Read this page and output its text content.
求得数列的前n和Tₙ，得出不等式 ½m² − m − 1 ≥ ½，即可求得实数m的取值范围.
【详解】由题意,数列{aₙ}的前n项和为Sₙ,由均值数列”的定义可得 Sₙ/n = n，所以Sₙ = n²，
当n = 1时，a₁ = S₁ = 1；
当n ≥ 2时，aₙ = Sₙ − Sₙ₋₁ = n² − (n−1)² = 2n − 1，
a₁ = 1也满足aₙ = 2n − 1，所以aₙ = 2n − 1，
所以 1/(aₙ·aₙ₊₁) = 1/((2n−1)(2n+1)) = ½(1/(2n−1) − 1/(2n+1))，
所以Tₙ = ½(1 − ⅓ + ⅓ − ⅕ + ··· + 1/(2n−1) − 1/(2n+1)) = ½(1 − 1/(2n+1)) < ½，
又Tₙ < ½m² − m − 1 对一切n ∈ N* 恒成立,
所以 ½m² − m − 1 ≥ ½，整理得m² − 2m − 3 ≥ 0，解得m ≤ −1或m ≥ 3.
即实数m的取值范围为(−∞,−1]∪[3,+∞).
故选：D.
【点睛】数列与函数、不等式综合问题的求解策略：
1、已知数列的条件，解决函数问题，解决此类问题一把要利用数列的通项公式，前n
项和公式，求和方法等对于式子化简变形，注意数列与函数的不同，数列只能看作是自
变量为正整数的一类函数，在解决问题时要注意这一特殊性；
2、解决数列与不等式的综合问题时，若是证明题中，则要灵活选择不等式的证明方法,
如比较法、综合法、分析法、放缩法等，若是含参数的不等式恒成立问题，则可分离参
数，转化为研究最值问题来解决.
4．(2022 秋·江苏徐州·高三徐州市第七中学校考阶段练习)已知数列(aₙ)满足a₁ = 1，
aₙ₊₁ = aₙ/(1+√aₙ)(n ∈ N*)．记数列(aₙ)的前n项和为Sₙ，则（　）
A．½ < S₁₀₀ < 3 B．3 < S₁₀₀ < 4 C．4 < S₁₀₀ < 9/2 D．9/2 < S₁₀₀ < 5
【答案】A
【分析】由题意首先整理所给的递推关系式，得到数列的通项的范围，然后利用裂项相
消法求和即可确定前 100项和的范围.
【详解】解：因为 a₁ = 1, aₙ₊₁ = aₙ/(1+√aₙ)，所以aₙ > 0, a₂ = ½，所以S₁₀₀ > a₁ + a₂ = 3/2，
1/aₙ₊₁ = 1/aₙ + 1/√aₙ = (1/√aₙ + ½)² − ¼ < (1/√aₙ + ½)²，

——

Written problem: Print the material above once more, exactly.

Exercise solution:
Read this page and output its text content.
求得数列的前n和Tₙ，得出不等式 ½m² − m − 1 ≥ ½，即可求得实数m的取值范围.
【详解】由题意,数列{aₙ}的前n项和为Sₙ,由均值数列”的定义可得 Sₙ/n = n，所以Sₙ = n²，
当n = 1时，a₁ = S₁ = 1；
当n ≥ 2时，aₙ = Sₙ − Sₙ₋₁ = n² − (n−1)² = 2n − 1，
a₁ = 1也满足aₙ = 2n − 1，所以aₙ = 2n − 1，
所以 1/(aₙ·aₙ₊₁) = 1/((2n−1)(2n+1)) = ½(1/(2n−1) − 1/(2n+1))，
所以Tₙ = ½(1 − ⅓ + ⅓ − ⅕ + ··· + 1/(2n−1) − 1/(2n+1)) = ½(1 − 1/(2n+1)) < ½，
又Tₙ < ½m² − m − 1 对一切n ∈ N* 恒成立,
所以 ½m² − m − 1 ≥ ½，整理得m² − 2m − 3 ≥ 0，解得m ≤ −1或m ≥ 3.
即实数m的取值范围为(−∞,−1]∪[3,+∞).
故选：D.
【点睛】数列与函数、不等式综合问题的求解策略：
1、已知数列的条件，解决函数问题，解决此类问题一把要利用数列的通项公式，前n
项和公式，求和方法等对于式子化简变形，注意数列与函数的不同，数列只能看作是自
变量为正整数的一类函数，在解决问题时要注意这一特殊性；
2、解决数列与不等式的综合问题时，若是证明题中，则要灵活选择不等式的证明方法,
如比较法、综合法、分析法、放缩法等，若是含参数的不等式恒成立问题，则可分离参
数，转化为研究最值问题来解决.
4．(2022 秋·江苏徐州·高三徐州市第七中学校考阶段练习)已知数列(aₙ)满足a₁ = 1，
aₙ₊₁ = aₙ/(1+√aₙ)(n ∈ N*)．记数列(aₙ)的前n项和为Sₙ，则（　）
A．½ < S₁₀₀ < 3 B．3 < S₁₀₀ < 4 C．4 < S₁₀₀ < 9/2 D．9/2 < S₁₀₀ < 5
【答案】A
【分析】由题意首先整理所给的递推关系式，得到数列的通项的范围，然后利用裂项相
消法求和即可确定前 100项和的范围.
【详解】解：因为 a₁ = 1, aₙ₊₁ = aₙ/(1+√aₙ)，所以aₙ > 0, a₂ = ½，所以S₁₀₀ > a₁ + a₂ = 3/2，
1/aₙ₊₁ = 1/aₙ + 1/√aₙ = (1/√aₙ + ½)² − ¼ < (1/√aₙ + ½)²，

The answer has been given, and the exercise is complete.